- _TASK TO CARRY OUT_: Leave out the pictures and copy each record below exactly.
## Begin PROVIDED INFORMATION
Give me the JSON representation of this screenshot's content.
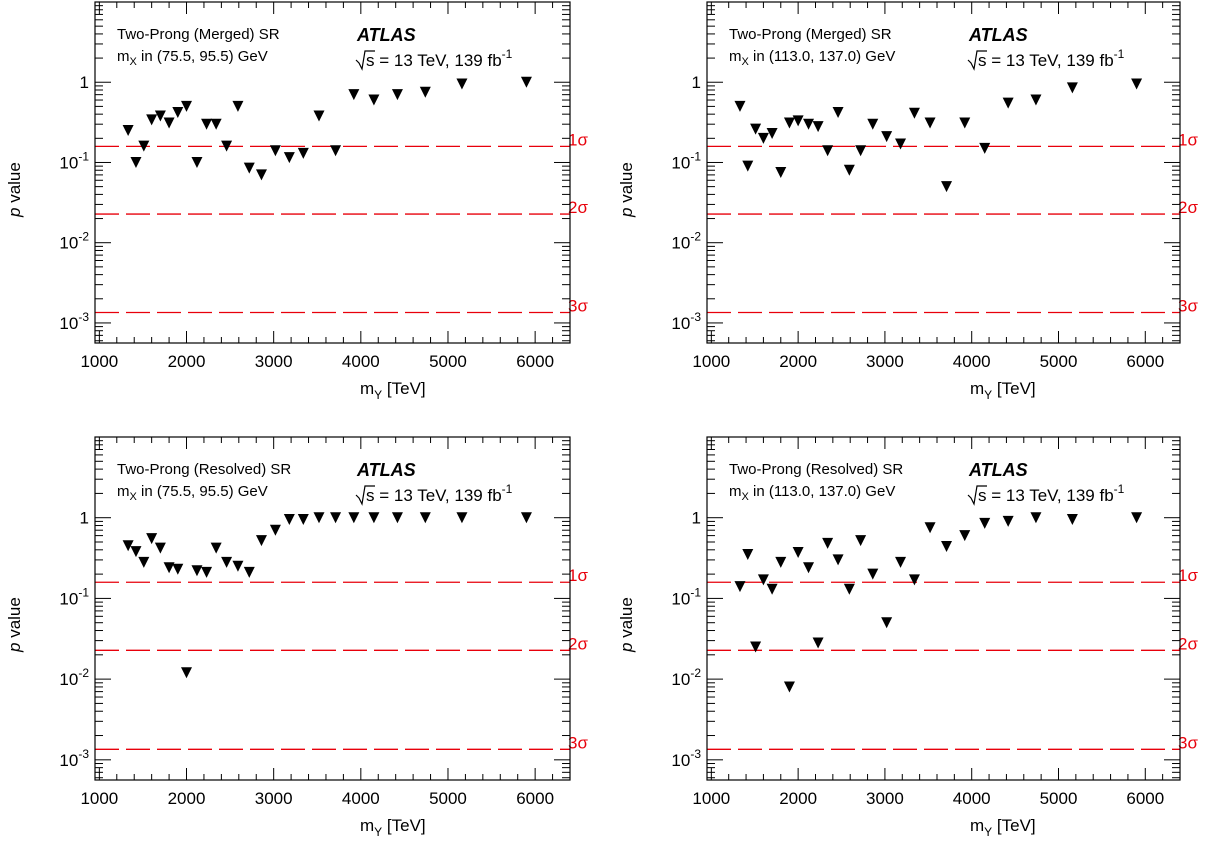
{
  "colors": {
    "axis": "#000000",
    "marker": "#000000",
    "significance": "#e8000b"
  },
  "chart_data": [
    {
      "type": "scatter",
      "title_line1": "Two-Prong (Merged) SR",
      "title_line2_prefix": "m",
      "title_line2_sub": "X",
      "title_line2_rest": " in (75.5, 95.5) GeV",
      "experiment": "ATLAS",
      "energy_prefix": "s = 13 TeV, 139 fb",
      "energy_sup": "-1",
      "xlabel_main": "m",
      "xlabel_sub": "Y",
      "xlabel_rest": " [TeV]",
      "ylabel_italic": "p",
      "ylabel_rest": " value",
      "xlim": [
        950,
        6400
      ],
      "ylim_log10": [
        -3.25,
        1.0
      ],
      "y_scale": "log",
      "xticks": [
        "1000",
        "2000",
        "3000",
        "4000",
        "5000",
        "6000"
      ],
      "yticks": [
        "10^-3",
        "10^-2",
        "10^-1",
        "1"
      ],
      "significance_lines": [
        {
          "label": "1σ",
          "p": 0.1587
        },
        {
          "label": "2σ",
          "p": 0.02275
        },
        {
          "label": "3σ",
          "p": 0.00135
        }
      ],
      "marker": "inverted-triangle",
      "points": {
        "x": [
          1330,
          1420,
          1510,
          1600,
          1700,
          1800,
          1900,
          2000,
          2120,
          2230,
          2340,
          2460,
          2590,
          2720,
          2860,
          3020,
          3180,
          3340,
          3520,
          3710,
          3920,
          4150,
          4420,
          4740,
          5160,
          5900
        ],
        "y": [
          0.25,
          0.1,
          0.16,
          0.34,
          0.38,
          0.31,
          0.42,
          0.5,
          0.1,
          0.3,
          0.3,
          0.16,
          0.5,
          0.085,
          0.07,
          0.14,
          0.115,
          0.13,
          0.38,
          0.14,
          0.7,
          0.6,
          0.7,
          0.75,
          0.95,
          1.0
        ]
      }
    },
    {
      "type": "scatter",
      "title_line1": "Two-Prong (Merged) SR",
      "title_line2_prefix": "m",
      "title_line2_sub": "X",
      "title_line2_rest": " in (113.0, 137.0) GeV",
      "experiment": "ATLAS",
      "energy_prefix": "s = 13 TeV, 139 fb",
      "energy_sup": "-1",
      "xlabel_main": "m",
      "xlabel_sub": "Y",
      "xlabel_rest": " [TeV]",
      "ylabel_italic": "p",
      "ylabel_rest": " value",
      "xlim": [
        950,
        6400
      ],
      "ylim_log10": [
        -3.25,
        1.0
      ],
      "y_scale": "log",
      "xticks": [
        "1000",
        "2000",
        "3000",
        "4000",
        "5000",
        "6000"
      ],
      "yticks": [
        "10^-3",
        "10^-2",
        "10^-1",
        "1"
      ],
      "significance_lines": [
        {
          "label": "1σ",
          "p": 0.1587
        },
        {
          "label": "2σ",
          "p": 0.02275
        },
        {
          "label": "3σ",
          "p": 0.00135
        }
      ],
      "marker": "inverted-triangle",
      "points": {
        "x": [
          1330,
          1420,
          1510,
          1600,
          1700,
          1800,
          1900,
          2000,
          2120,
          2230,
          2340,
          2460,
          2590,
          2720,
          2860,
          3020,
          3180,
          3340,
          3520,
          3710,
          3920,
          4150,
          4420,
          4740,
          5160,
          5900
        ],
        "y": [
          0.5,
          0.09,
          0.26,
          0.2,
          0.23,
          0.075,
          0.31,
          0.33,
          0.3,
          0.28,
          0.14,
          0.42,
          0.08,
          0.14,
          0.3,
          0.21,
          0.17,
          0.41,
          0.31,
          0.05,
          0.31,
          0.15,
          0.55,
          0.6,
          0.85,
          0.95
        ]
      }
    },
    {
      "type": "scatter",
      "title_line1": "Two-Prong (Resolved) SR",
      "title_line2_prefix": "m",
      "title_line2_sub": "X",
      "title_line2_rest": " in (75.5, 95.5) GeV",
      "experiment": "ATLAS",
      "energy_prefix": "s = 13 TeV, 139 fb",
      "energy_sup": "-1",
      "xlabel_main": "m",
      "xlabel_sub": "Y",
      "xlabel_rest": " [TeV]",
      "ylabel_italic": "p",
      "ylabel_rest": " value",
      "xlim": [
        950,
        6400
      ],
      "ylim_log10": [
        -3.25,
        1.0
      ],
      "y_scale": "log",
      "xticks": [
        "1000",
        "2000",
        "3000",
        "4000",
        "5000",
        "6000"
      ],
      "yticks": [
        "10^-3",
        "10^-2",
        "10^-1",
        "1"
      ],
      "significance_lines": [
        {
          "label": "1σ",
          "p": 0.1587
        },
        {
          "label": "2σ",
          "p": 0.02275
        },
        {
          "label": "3σ",
          "p": 0.00135
        }
      ],
      "marker": "inverted-triangle",
      "points": {
        "x": [
          1330,
          1420,
          1510,
          1600,
          1700,
          1800,
          1900,
          2000,
          2120,
          2230,
          2340,
          2460,
          2590,
          2720,
          2860,
          3020,
          3180,
          3340,
          3520,
          3710,
          3920,
          4150,
          4420,
          4740,
          5160,
          5900
        ],
        "y": [
          0.45,
          0.38,
          0.28,
          0.55,
          0.42,
          0.24,
          0.23,
          0.012,
          0.22,
          0.21,
          0.42,
          0.28,
          0.25,
          0.21,
          0.52,
          0.7,
          0.95,
          0.95,
          1.0,
          1.0,
          1.0,
          1.0,
          1.0,
          1.0,
          1.0,
          1.0
        ]
      }
    },
    {
      "type": "scatter",
      "title_line1": "Two-Prong (Resolved) SR",
      "title_line2_prefix": "m",
      "title_line2_sub": "X",
      "title_line2_rest": " in (113.0, 137.0) GeV",
      "experiment": "ATLAS",
      "energy_prefix": "s = 13 TeV, 139 fb",
      "energy_sup": "-1",
      "xlabel_main": "m",
      "xlabel_sub": "Y",
      "xlabel_rest": " [TeV]",
      "ylabel_italic": "p",
      "ylabel_rest": " value",
      "xlim": [
        950,
        6400
      ],
      "ylim_log10": [
        -3.25,
        1.0
      ],
      "y_scale": "log",
      "xticks": [
        "1000",
        "2000",
        "3000",
        "4000",
        "5000",
        "6000"
      ],
      "yticks": [
        "10^-3",
        "10^-2",
        "10^-1",
        "1"
      ],
      "significance_lines": [
        {
          "label": "1σ",
          "p": 0.1587
        },
        {
          "label": "2σ",
          "p": 0.02275
        },
        {
          "label": "3σ",
          "p": 0.00135
        }
      ],
      "marker": "inverted-triangle",
      "points": {
        "x": [
          1330,
          1420,
          1510,
          1600,
          1700,
          1800,
          1900,
          2000,
          2120,
          2230,
          2340,
          2460,
          2590,
          2720,
          2860,
          3020,
          3180,
          3340,
          3520,
          3710,
          3920,
          4150,
          4420,
          4740,
          5160,
          5900
        ],
        "y": [
          0.14,
          0.35,
          0.025,
          0.17,
          0.13,
          0.28,
          0.008,
          0.37,
          0.24,
          0.028,
          0.48,
          0.3,
          0.13,
          0.52,
          0.2,
          0.05,
          0.28,
          0.17,
          0.75,
          0.44,
          0.6,
          0.85,
          0.9,
          1.0,
          0.95,
          1.0
        ]
      }
    }
  ]
}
## End PROVIDED INFORMATION
- _ANSWER TO THE PROBLEM_:
Give me the JSON representation of this screenshot's content.
{
  "colors": {
    "axis": "#000000",
    "marker": "#000000",
    "significance": "#e8000b"
  },
  "chart_data": [
    {
      "type": "scatter",
      "title_line1": "Two-Prong (Merged) SR",
      "title_line2_prefix": "m",
      "title_line2_sub": "X",
      "title_line2_rest": " in (75.5, 95.5) GeV",
      "experiment": "ATLAS",
      "energy_prefix": "s = 13 TeV, 139 fb",
      "energy_sup": "-1",
      "xlabel_main": "m",
      "xlabel_sub": "Y",
      "xlabel_rest": " [TeV]",
      "ylabel_italic": "p",
      "ylabel_rest": " value",
      "xlim": [
        950,
        6400
      ],
      "ylim_log10": [
        -3.25,
        1.0
      ],
      "y_scale": "log",
      "xticks": [
        "1000",
        "2000",
        "3000",
        "4000",
        "5000",
        "6000"
      ],
      "yticks": [
        "10^-3",
        "10^-2",
        "10^-1",
        "1"
      ],
      "significance_lines": [
        {
          "label": "1σ",
          "p": 0.1587
        },
        {
          "label": "2σ",
          "p": 0.02275
        },
        {
          "label": "3σ",
          "p": 0.00135
        }
      ],
      "marker": "inverted-triangle",
      "points": {
        "x": [
          1330,
          1420,
          1510,
          1600,
          1700,
          1800,
          1900,
          2000,
          2120,
          2230,
          2340,
          2460,
          2590,
          2720,
          2860,
          3020,
          3180,
          3340,
          3520,
          3710,
          3920,
          4150,
          4420,
          4740,
          5160,
          5900
        ],
        "y": [
          0.25,
          0.1,
          0.16,
          0.34,
          0.38,
          0.31,
          0.42,
          0.5,
          0.1,
          0.3,
          0.3,
          0.16,
          0.5,
          0.085,
          0.07,
          0.14,
          0.115,
          0.13,
          0.38,
          0.14,
          0.7,
          0.6,
          0.7,
          0.75,
          0.95,
          1.0
        ]
      }
    },
    {
      "type": "scatter",
      "title_line1": "Two-Prong (Merged) SR",
      "title_line2_prefix": "m",
      "title_line2_sub": "X",
      "title_line2_rest": " in (113.0, 137.0) GeV",
      "experiment": "ATLAS",
      "energy_prefix": "s = 13 TeV, 139 fb",
      "energy_sup": "-1",
      "xlabel_main": "m",
      "xlabel_sub": "Y",
      "xlabel_rest": " [TeV]",
      "ylabel_italic": "p",
      "ylabel_rest": " value",
      "xlim": [
        950,
        6400
      ],
      "ylim_log10": [
        -3.25,
        1.0
      ],
      "y_scale": "log",
      "xticks": [
        "1000",
        "2000",
        "3000",
        "4000",
        "5000",
        "6000"
      ],
      "yticks": [
        "10^-3",
        "10^-2",
        "10^-1",
        "1"
      ],
      "significance_lines": [
        {
          "label": "1σ",
          "p": 0.1587
        },
        {
          "label": "2σ",
          "p": 0.02275
        },
        {
          "label": "3σ",
          "p": 0.00135
        }
      ],
      "marker": "inverted-triangle",
      "points": {
        "x": [
          1330,
          1420,
          1510,
          1600,
          1700,
          1800,
          1900,
          2000,
          2120,
          2230,
          2340,
          2460,
          2590,
          2720,
          2860,
          3020,
          3180,
          3340,
          3520,
          3710,
          3920,
          4150,
          4420,
          4740,
          5160,
          5900
        ],
        "y": [
          0.5,
          0.09,
          0.26,
          0.2,
          0.23,
          0.075,
          0.31,
          0.33,
          0.3,
          0.28,
          0.14,
          0.42,
          0.08,
          0.14,
          0.3,
          0.21,
          0.17,
          0.41,
          0.31,
          0.05,
          0.31,
          0.15,
          0.55,
          0.6,
          0.85,
          0.95
        ]
      }
    },
    {
      "type": "scatter",
      "title_line1": "Two-Prong (Resolved) SR",
      "title_line2_prefix": "m",
      "title_line2_sub": "X",
      "title_line2_rest": " in (75.5, 95.5) GeV",
      "experiment": "ATLAS",
      "energy_prefix": "s = 13 TeV, 139 fb",
      "energy_sup": "-1",
      "xlabel_main": "m",
      "xlabel_sub": "Y",
      "xlabel_rest": " [TeV]",
      "ylabel_italic": "p",
      "ylabel_rest": " value",
      "xlim": [
        950,
        6400
      ],
      "ylim_log10": [
        -3.25,
        1.0
      ],
      "y_scale": "log",
      "xticks": [
        "1000",
        "2000",
        "3000",
        "4000",
        "5000",
        "6000"
      ],
      "yticks": [
        "10^-3",
        "10^-2",
        "10^-1",
        "1"
      ],
      "significance_lines": [
        {
          "label": "1σ",
          "p": 0.1587
        },
        {
          "label": "2σ",
          "p": 0.02275
        },
        {
          "label": "3σ",
          "p": 0.00135
        }
      ],
      "marker": "inverted-triangle",
      "points": {
        "x": [
          1330,
          1420,
          1510,
          1600,
          1700,
          1800,
          1900,
          2000,
          2120,
          2230,
          2340,
          2460,
          2590,
          2720,
          2860,
          3020,
          3180,
          3340,
          3520,
          3710,
          3920,
          4150,
          4420,
          4740,
          5160,
          5900
        ],
        "y": [
          0.45,
          0.38,
          0.28,
          0.55,
          0.42,
          0.24,
          0.23,
          0.012,
          0.22,
          0.21,
          0.42,
          0.28,
          0.25,
          0.21,
          0.52,
          0.7,
          0.95,
          0.95,
          1.0,
          1.0,
          1.0,
          1.0,
          1.0,
          1.0,
          1.0,
          1.0
        ]
      }
    },
    {
      "type": "scatter",
      "title_line1": "Two-Prong (Resolved) SR",
      "title_line2_prefix": "m",
      "title_line2_sub": "X",
      "title_line2_rest": " in (113.0, 137.0) GeV",
      "experiment": "ATLAS",
      "energy_prefix": "s = 13 TeV, 139 fb",
      "energy_sup": "-1",
      "xlabel_main": "m",
      "xlabel_sub": "Y",
      "xlabel_rest": " [TeV]",
      "ylabel_italic": "p",
      "ylabel_rest": " value",
      "xlim": [
        950,
        6400
      ],
      "ylim_log10": [
        -3.25,
        1.0
      ],
      "y_scale": "log",
      "xticks": [
        "1000",
        "2000",
        "3000",
        "4000",
        "5000",
        "6000"
      ],
      "yticks": [
        "10^-3",
        "10^-2",
        "10^-1",
        "1"
      ],
      "significance_lines": [
        {
          "label": "1σ",
          "p": 0.1587
        },
        {
          "label": "2σ",
          "p": 0.02275
        },
        {
          "label": "3σ",
          "p": 0.00135
        }
      ],
      "marker": "inverted-triangle",
      "points": {
        "x": [
          1330,
          1420,
          1510,
          1600,
          1700,
          1800,
          1900,
          2000,
          2120,
          2230,
          2340,
          2460,
          2590,
          2720,
          2860,
          3020,
          3180,
          3340,
          3520,
          3710,
          3920,
          4150,
          4420,
          4740,
          5160,
          5900
        ],
        "y": [
          0.14,
          0.35,
          0.025,
          0.17,
          0.13,
          0.28,
          0.008,
          0.37,
          0.24,
          0.028,
          0.48,
          0.3,
          0.13,
          0.52,
          0.2,
          0.05,
          0.28,
          0.17,
          0.75,
          0.44,
          0.6,
          0.85,
          0.9,
          1.0,
          0.95,
          1.0
        ]
      }
    }
  ]
}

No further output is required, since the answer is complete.